• THE TASKS:
[1] In the forum post about SDF, why does the writer need to move some pipelines to SDF?
[2] In the forum post about SDF, repeat everything from "Posted by Ahmet" down to "our current stack.", switching "cloud native" to "serverless".
[3] In the forum post about SDF, turn the paragraph that begins "I have some pipelines working" into a short list that keeps its main facts.

Start of SOURCE EXTRACT

Re: Working with SDF

Posted by Ahmet Altay <al...@google.com>.
/cc @Pablo Estrada <pa...@google.com> - might be able to help.

On Fri, Mar 25, 2022 at 3:09 AM Julien Chaty-Capelle <
julien.chaty-capelle@deepomatic.com> wrote:

> Hello there,
> I'm actually working on moving parts of my company's  architectures toward
> something more cloud native. I ended up using beam as its quite
> straightforward to use with our current stack.
>
> I have some pipelines working at this time but I need to move some of them
> to SDF to increase parallelism.
> I tried to implement an SDF with a custom RestrictionTracker according to
> the doc here https://beam.apache.org/documentation/programming-guide/
> and code here
> https://github.com/apache/beam/blob/8e217ea0d1f383ef5033ef507b14d01edf9c67e6/sdks/python/apache_beam/io/iobase.py
> but few things were surprising and some help would be welcomed.

End of SOURCE EXTRACT
Start of DATASET CONTENT

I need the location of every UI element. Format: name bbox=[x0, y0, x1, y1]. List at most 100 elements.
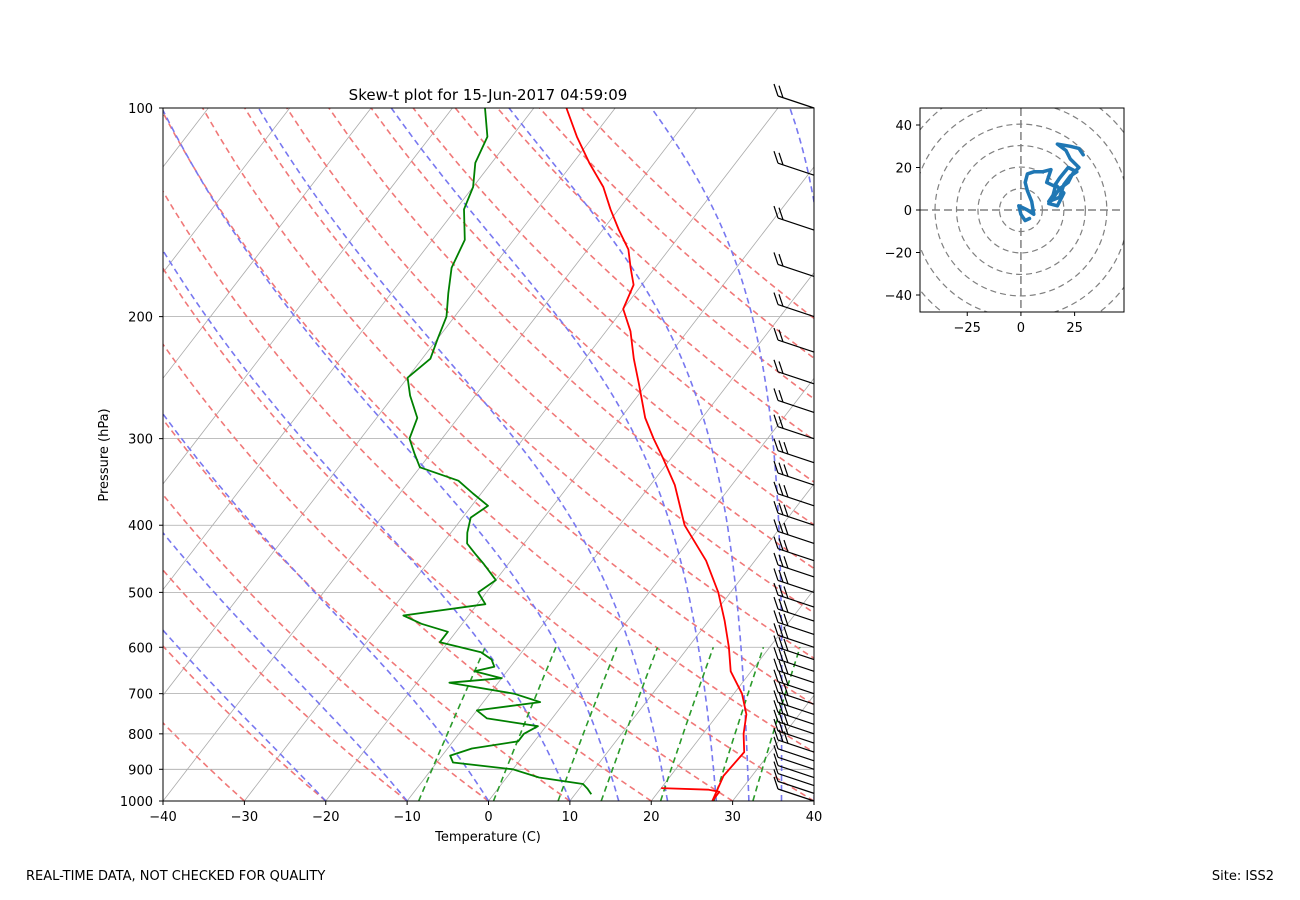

End of DATASET CONTENT

• ANSWERS TO THE EXERCISE:
[1] To increase parallelism.

[2]
Posted by Ahmet Altay <al...@google.com>.
/cc @Pablo Estrada <pa...@google.com> - might be able to help.

On Fri, Mar 25, 2022 at 3:09 AM Julien Chaty-Capelle <
julien.chaty-capelle@deepomatic.com> wrote:

> Hello there,
> I'm actually working on moving parts of my company's  architectures toward
> something more serverless. I ended up using beam as its quite
> straightforward to use with our current stack.

[3]
- Some pipelines are already working.
- Some of them need to move to SDF to increase parallelism.
- The writer tried to implement an SDF with a custom RestrictionTracker, following the Beam programming guide and the iobase.py code on GitHub.
- A few things were surprising, and help would be welcome.